▶ **TO DO**
Can you copy out the data exactly? Leave the images out.

▶ **MATERIAL TO PROCESS**

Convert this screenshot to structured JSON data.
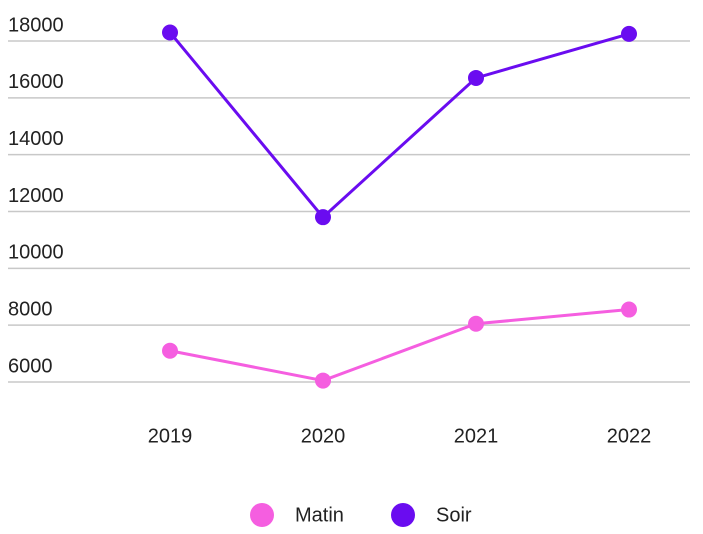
{
  "chart_data": {
    "type": "line",
    "categories": [
      "2019",
      "2020",
      "2021",
      "2022"
    ],
    "series": [
      {
        "name": "Matin",
        "color": "#f55ee0",
        "values": [
          7100,
          6050,
          8050,
          8550
        ]
      },
      {
        "name": "Soir",
        "color": "#6a0cf0",
        "values": [
          18300,
          11800,
          16700,
          18250
        ]
      }
    ],
    "ylim": [
      6000,
      18000
    ],
    "yticks": [
      6000,
      8000,
      10000,
      12000,
      14000,
      16000,
      18000
    ],
    "grid": true
  }
}
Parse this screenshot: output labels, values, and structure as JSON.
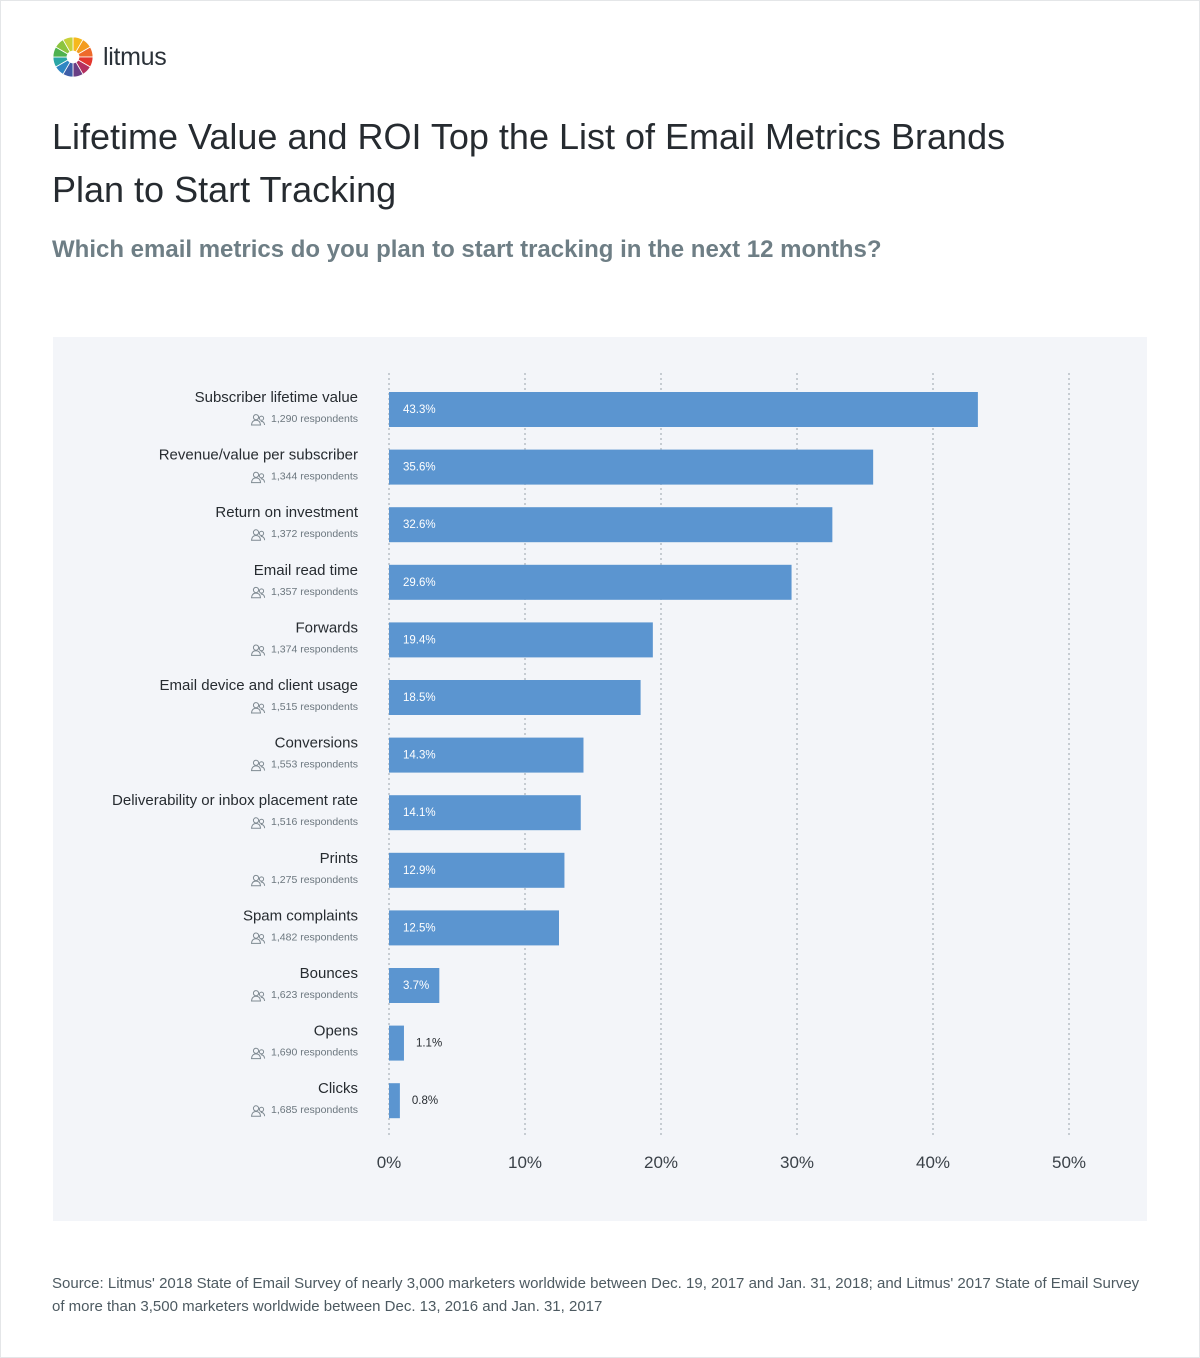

▶ **TASK OUTPUT**
Convert this screenshot to structured JSON data.
{
  "chart_data": {
    "type": "line",
    "categories": [
      "2019",
      "2020",
      "2021",
      "2022"
    ],
    "series": [
      {
        "name": "Matin",
        "color": "#f55ee0",
        "values": [
          7100,
          6050,
          8050,
          8550
        ]
      },
      {
        "name": "Soir",
        "color": "#6a0cf0",
        "values": [
          18300,
          11800,
          16700,
          18250
        ]
      }
    ],
    "ylim": [
      6000,
      18000
    ],
    "yticks": [
      6000,
      8000,
      10000,
      12000,
      14000,
      16000,
      18000
    ],
    "grid": true
  }
}
Parse this screenshot: output labels, values, and structure as JSON.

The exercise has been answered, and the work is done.